▸ **INSTRUCTIONS FOR THE TASK**
Leave out the pictures and repeat every record exactly.

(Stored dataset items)
++++
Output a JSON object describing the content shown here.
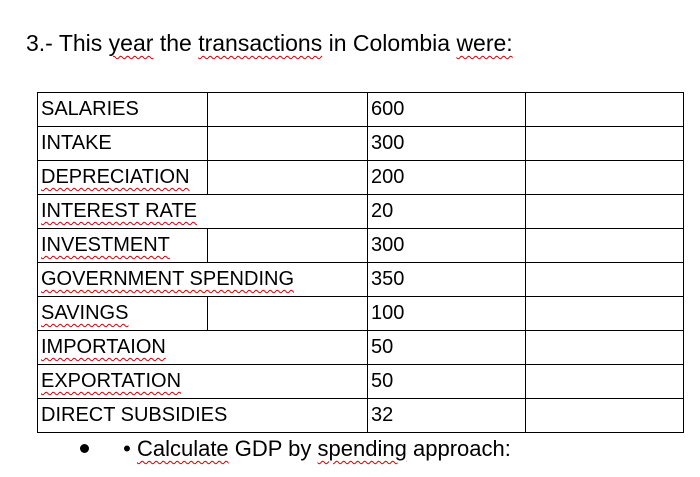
{
  "question": {
    "number": "3.-",
    "text_parts": [
      "This",
      "year",
      "the",
      "transactions",
      "in Colombia",
      "were:"
    ]
  },
  "table": {
    "rows": [
      {
        "label": "SALARIES",
        "value": "600"
      },
      {
        "label": "INTAKE",
        "value": "300"
      },
      {
        "label": "DEPRECIATION",
        "value": "200"
      },
      {
        "label": "INTEREST RATE",
        "value": "20"
      },
      {
        "label": "INVESTMENT",
        "value": "300"
      },
      {
        "label": "GOVERNMENT SPENDING",
        "value": "350"
      },
      {
        "label": "SAVINGS",
        "value": "100"
      },
      {
        "label": "IMPORTAION",
        "value": "50"
      },
      {
        "label": "EXPORTATION",
        "value": "50"
      },
      {
        "label": "DIRECT SUBSIDIES",
        "value": "32"
      }
    ]
  },
  "task": {
    "inner_bullet": "•",
    "parts": [
      "Calculate",
      "GDP by",
      "spending",
      "approach:"
    ]
  }
}
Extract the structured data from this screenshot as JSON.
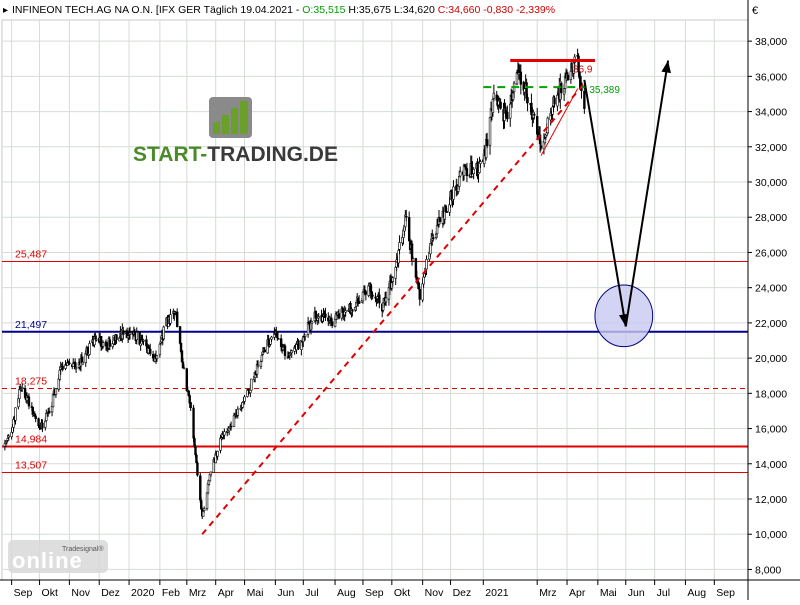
{
  "header": {
    "instrument": "INFINEON TECH.AG NA O.N. [IFX GER",
    "interval": "Täglich",
    "date": "19.04.2021",
    "open": "O:35,515",
    "high": "H:35,675",
    "low": "L:34,620",
    "close": "C:34,660",
    "change": "-0,830",
    "change_pct": "-2,339%"
  },
  "branding": {
    "logo_text_part1": "START-",
    "logo_text_part2": "TRADING.DE",
    "watermark_brand": "online",
    "watermark_sub": "Tradesignal®"
  },
  "colors": {
    "background": "#ffffff",
    "grid": "#d4dcd4",
    "candle_body": "#000000",
    "support_red": "#e00000",
    "support_navy": "#00008b",
    "trendline": "#e00000",
    "resistance_green": "#00a000",
    "forecast_arrow": "#000000",
    "target_ellipse_fill": "#c8c8f0",
    "target_ellipse_stroke": "#000080",
    "logo_green": "#4a8a2a",
    "logo_dark": "#3a3a3a",
    "close_positive": "#00a000",
    "close_negative": "#d00000"
  },
  "chart_data": {
    "type": "candlestick",
    "currency": "€",
    "y_ticks": [
      "8,000",
      "10,000",
      "12,000",
      "14,000",
      "16,000",
      "18,000",
      "20,000",
      "22,000",
      "24,000",
      "26,000",
      "28,000",
      "30,000",
      "32,000",
      "34,000",
      "36,000",
      "38,000"
    ],
    "ylim": [
      7.4,
      39.2
    ],
    "x_ticks": [
      "Sep",
      "Okt",
      "Nov",
      "Dez",
      "2020",
      "Feb",
      "Mrz",
      "Apr",
      "Mai",
      "Jun",
      "Jul",
      "Aug",
      "Sep",
      "Okt",
      "Nov",
      "Dez",
      "2021",
      "Mrz",
      "Apr",
      "Mai",
      "Jun",
      "Jul",
      "Aug",
      "Sep"
    ],
    "x_tick_dates": [
      "2019-09-02",
      "2019-10-01",
      "2019-11-01",
      "2019-12-02",
      "2020-01-02",
      "2020-02-03",
      "2020-03-02",
      "2020-04-01",
      "2020-05-01",
      "2020-06-02",
      "2020-07-01",
      "2020-08-03",
      "2020-09-01",
      "2020-10-01",
      "2020-11-02",
      "2020-12-01",
      "2021-01-04",
      "2021-03-01",
      "2021-04-01",
      "2021-05-03",
      "2021-06-01",
      "2021-07-01",
      "2021-08-02",
      "2021-09-01"
    ],
    "price_path": [
      [
        "2019-08-26",
        15.0
      ],
      [
        "2019-09-02",
        16.0
      ],
      [
        "2019-09-12",
        18.5
      ],
      [
        "2019-09-23",
        17.0
      ],
      [
        "2019-10-02",
        16.0
      ],
      [
        "2019-10-14",
        17.5
      ],
      [
        "2019-10-23",
        19.5
      ],
      [
        "2019-11-05",
        19.5
      ],
      [
        "2019-11-15",
        20.0
      ],
      [
        "2019-11-28",
        21.0
      ],
      [
        "2019-12-10",
        20.8
      ],
      [
        "2019-12-20",
        21.2
      ],
      [
        "2020-01-02",
        21.5
      ],
      [
        "2020-01-15",
        21.0
      ],
      [
        "2020-01-28",
        19.8
      ],
      [
        "2020-02-10",
        22.0
      ],
      [
        "2020-02-20",
        22.5
      ],
      [
        "2020-02-27",
        19.5
      ],
      [
        "2020-03-06",
        17.0
      ],
      [
        "2020-03-13",
        13.5
      ],
      [
        "2020-03-18",
        11.0
      ],
      [
        "2020-03-25",
        13.0
      ],
      [
        "2020-04-06",
        15.5
      ],
      [
        "2020-04-20",
        16.5
      ],
      [
        "2020-05-04",
        18.0
      ],
      [
        "2020-05-18",
        20.0
      ],
      [
        "2020-06-01",
        21.5
      ],
      [
        "2020-06-15",
        20.0
      ],
      [
        "2020-06-29",
        21.0
      ],
      [
        "2020-07-13",
        22.5
      ],
      [
        "2020-07-27",
        22.0
      ],
      [
        "2020-08-10",
        22.5
      ],
      [
        "2020-08-24",
        23.0
      ],
      [
        "2020-09-07",
        24.0
      ],
      [
        "2020-09-21",
        23.0
      ],
      [
        "2020-10-05",
        25.0
      ],
      [
        "2020-10-15",
        28.0
      ],
      [
        "2020-10-30",
        23.5
      ],
      [
        "2020-11-13",
        27.0
      ],
      [
        "2020-11-30",
        29.0
      ],
      [
        "2020-12-14",
        30.5
      ],
      [
        "2021-01-04",
        31.0
      ],
      [
        "2021-01-15",
        35.0
      ],
      [
        "2021-01-29",
        33.5
      ],
      [
        "2021-02-09",
        36.5
      ],
      [
        "2021-02-18",
        35.0
      ],
      [
        "2021-03-05",
        32.0
      ],
      [
        "2021-03-15",
        34.0
      ],
      [
        "2021-03-26",
        35.5
      ],
      [
        "2021-04-12",
        37.0
      ],
      [
        "2021-04-19",
        34.66
      ]
    ],
    "levels": [
      {
        "label": "25,487",
        "value": 25.487,
        "color": "#e00000",
        "style": "solid",
        "width": 1
      },
      {
        "label": "21,497",
        "value": 21.497,
        "color": "#00008b",
        "style": "solid",
        "width": 2
      },
      {
        "label": "18,275",
        "value": 18.275,
        "color": "#e00000",
        "style": "dashed",
        "width": 1
      },
      {
        "label": "14,984",
        "value": 14.984,
        "color": "#e00000",
        "style": "solid",
        "width": 2
      },
      {
        "label": "13,507",
        "value": 13.507,
        "color": "#e00000",
        "style": "solid",
        "width": 1
      }
    ],
    "resistance": {
      "label": "36,9",
      "value": 36.9,
      "from": "2021-02-01",
      "to": "2021-04-30"
    },
    "green_level": {
      "label": "35,389",
      "value": 35.389,
      "from": "2021-01-04",
      "to": "2021-04-20"
    },
    "trendline": {
      "from": [
        "2020-03-18",
        10.0
      ],
      "to": [
        "2021-04-19",
        35.6
      ]
    },
    "wedge_line": {
      "from": [
        "2021-03-05",
        31.5
      ],
      "to": [
        "2021-04-12",
        35.3
      ]
    },
    "forecast": [
      {
        "from": [
          "2021-04-19",
          35.8
        ],
        "to": [
          "2021-06-01",
          21.8
        ]
      },
      {
        "from": [
          "2021-06-01",
          21.8
        ],
        "to": [
          "2021-07-15",
          36.9
        ]
      }
    ],
    "target_zone": {
      "center": [
        "2021-05-30",
        22.4
      ],
      "half_width_days": 30,
      "half_height": 1.75
    },
    "xlim": [
      "2019-08-23",
      "2021-10-06"
    ],
    "grid": true
  }
}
++++
▸ **OUTPUT OF THE EXERCISE**
Output a JSON object describing the content shown here.
{
  "question": {
    "number": "3.-",
    "text_parts": [
      "This",
      "year",
      "the",
      "transactions",
      "in Colombia",
      "were:"
    ]
  },
  "table": {
    "rows": [
      {
        "label": "SALARIES",
        "value": "600"
      },
      {
        "label": "INTAKE",
        "value": "300"
      },
      {
        "label": "DEPRECIATION",
        "value": "200"
      },
      {
        "label": "INTEREST RATE",
        "value": "20"
      },
      {
        "label": "INVESTMENT",
        "value": "300"
      },
      {
        "label": "GOVERNMENT SPENDING",
        "value": "350"
      },
      {
        "label": "SAVINGS",
        "value": "100"
      },
      {
        "label": "IMPORTAION",
        "value": "50"
      },
      {
        "label": "EXPORTATION",
        "value": "50"
      },
      {
        "label": "DIRECT SUBSIDIES",
        "value": "32"
      }
    ]
  },
  "task": {
    "inner_bullet": "•",
    "parts": [
      "Calculate",
      "GDP by",
      "spending",
      "approach:"
    ]
  }
}
Extract the structured data from this screenshot as JSON.
{
  "header": {
    "instrument": "INFINEON TECH.AG NA O.N. [IFX GER",
    "interval": "Täglich",
    "date": "19.04.2021",
    "open": "O:35,515",
    "high": "H:35,675",
    "low": "L:34,620",
    "close": "C:34,660",
    "change": "-0,830",
    "change_pct": "-2,339%"
  },
  "branding": {
    "logo_text_part1": "START-",
    "logo_text_part2": "TRADING.DE",
    "watermark_brand": "online",
    "watermark_sub": "Tradesignal®"
  },
  "colors": {
    "background": "#ffffff",
    "grid": "#d4dcd4",
    "candle_body": "#000000",
    "support_red": "#e00000",
    "support_navy": "#00008b",
    "trendline": "#e00000",
    "resistance_green": "#00a000",
    "forecast_arrow": "#000000",
    "target_ellipse_fill": "#c8c8f0",
    "target_ellipse_stroke": "#000080",
    "logo_green": "#4a8a2a",
    "logo_dark": "#3a3a3a",
    "close_positive": "#00a000",
    "close_negative": "#d00000"
  },
  "chart_data": {
    "type": "candlestick",
    "currency": "€",
    "y_ticks": [
      "8,000",
      "10,000",
      "12,000",
      "14,000",
      "16,000",
      "18,000",
      "20,000",
      "22,000",
      "24,000",
      "26,000",
      "28,000",
      "30,000",
      "32,000",
      "34,000",
      "36,000",
      "38,000"
    ],
    "ylim": [
      7.4,
      39.2
    ],
    "x_ticks": [
      "Sep",
      "Okt",
      "Nov",
      "Dez",
      "2020",
      "Feb",
      "Mrz",
      "Apr",
      "Mai",
      "Jun",
      "Jul",
      "Aug",
      "Sep",
      "Okt",
      "Nov",
      "Dez",
      "2021",
      "Mrz",
      "Apr",
      "Mai",
      "Jun",
      "Jul",
      "Aug",
      "Sep"
    ],
    "x_tick_dates": [
      "2019-09-02",
      "2019-10-01",
      "2019-11-01",
      "2019-12-02",
      "2020-01-02",
      "2020-02-03",
      "2020-03-02",
      "2020-04-01",
      "2020-05-01",
      "2020-06-02",
      "2020-07-01",
      "2020-08-03",
      "2020-09-01",
      "2020-10-01",
      "2020-11-02",
      "2020-12-01",
      "2021-01-04",
      "2021-03-01",
      "2021-04-01",
      "2021-05-03",
      "2021-06-01",
      "2021-07-01",
      "2021-08-02",
      "2021-09-01"
    ],
    "price_path": [
      [
        "2019-08-26",
        15.0
      ],
      [
        "2019-09-02",
        16.0
      ],
      [
        "2019-09-12",
        18.5
      ],
      [
        "2019-09-23",
        17.0
      ],
      [
        "2019-10-02",
        16.0
      ],
      [
        "2019-10-14",
        17.5
      ],
      [
        "2019-10-23",
        19.5
      ],
      [
        "2019-11-05",
        19.5
      ],
      [
        "2019-11-15",
        20.0
      ],
      [
        "2019-11-28",
        21.0
      ],
      [
        "2019-12-10",
        20.8
      ],
      [
        "2019-12-20",
        21.2
      ],
      [
        "2020-01-02",
        21.5
      ],
      [
        "2020-01-15",
        21.0
      ],
      [
        "2020-01-28",
        19.8
      ],
      [
        "2020-02-10",
        22.0
      ],
      [
        "2020-02-20",
        22.5
      ],
      [
        "2020-02-27",
        19.5
      ],
      [
        "2020-03-06",
        17.0
      ],
      [
        "2020-03-13",
        13.5
      ],
      [
        "2020-03-18",
        11.0
      ],
      [
        "2020-03-25",
        13.0
      ],
      [
        "2020-04-06",
        15.5
      ],
      [
        "2020-04-20",
        16.5
      ],
      [
        "2020-05-04",
        18.0
      ],
      [
        "2020-05-18",
        20.0
      ],
      [
        "2020-06-01",
        21.5
      ],
      [
        "2020-06-15",
        20.0
      ],
      [
        "2020-06-29",
        21.0
      ],
      [
        "2020-07-13",
        22.5
      ],
      [
        "2020-07-27",
        22.0
      ],
      [
        "2020-08-10",
        22.5
      ],
      [
        "2020-08-24",
        23.0
      ],
      [
        "2020-09-07",
        24.0
      ],
      [
        "2020-09-21",
        23.0
      ],
      [
        "2020-10-05",
        25.0
      ],
      [
        "2020-10-15",
        28.0
      ],
      [
        "2020-10-30",
        23.5
      ],
      [
        "2020-11-13",
        27.0
      ],
      [
        "2020-11-30",
        29.0
      ],
      [
        "2020-12-14",
        30.5
      ],
      [
        "2021-01-04",
        31.0
      ],
      [
        "2021-01-15",
        35.0
      ],
      [
        "2021-01-29",
        33.5
      ],
      [
        "2021-02-09",
        36.5
      ],
      [
        "2021-02-18",
        35.0
      ],
      [
        "2021-03-05",
        32.0
      ],
      [
        "2021-03-15",
        34.0
      ],
      [
        "2021-03-26",
        35.5
      ],
      [
        "2021-04-12",
        37.0
      ],
      [
        "2021-04-19",
        34.66
      ]
    ],
    "levels": [
      {
        "label": "25,487",
        "value": 25.487,
        "color": "#e00000",
        "style": "solid",
        "width": 1
      },
      {
        "label": "21,497",
        "value": 21.497,
        "color": "#00008b",
        "style": "solid",
        "width": 2
      },
      {
        "label": "18,275",
        "value": 18.275,
        "color": "#e00000",
        "style": "dashed",
        "width": 1
      },
      {
        "label": "14,984",
        "value": 14.984,
        "color": "#e00000",
        "style": "solid",
        "width": 2
      },
      {
        "label": "13,507",
        "value": 13.507,
        "color": "#e00000",
        "style": "solid",
        "width": 1
      }
    ],
    "resistance": {
      "label": "36,9",
      "value": 36.9,
      "from": "2021-02-01",
      "to": "2021-04-30"
    },
    "green_level": {
      "label": "35,389",
      "value": 35.389,
      "from": "2021-01-04",
      "to": "2021-04-20"
    },
    "trendline": {
      "from": [
        "2020-03-18",
        10.0
      ],
      "to": [
        "2021-04-19",
        35.6
      ]
    },
    "wedge_line": {
      "from": [
        "2021-03-05",
        31.5
      ],
      "to": [
        "2021-04-12",
        35.3
      ]
    },
    "forecast": [
      {
        "from": [
          "2021-04-19",
          35.8
        ],
        "to": [
          "2021-06-01",
          21.8
        ]
      },
      {
        "from": [
          "2021-06-01",
          21.8
        ],
        "to": [
          "2021-07-15",
          36.9
        ]
      }
    ],
    "target_zone": {
      "center": [
        "2021-05-30",
        22.4
      ],
      "half_width_days": 30,
      "half_height": 1.75
    },
    "xlim": [
      "2019-08-23",
      "2021-10-06"
    ],
    "grid": true
  }
}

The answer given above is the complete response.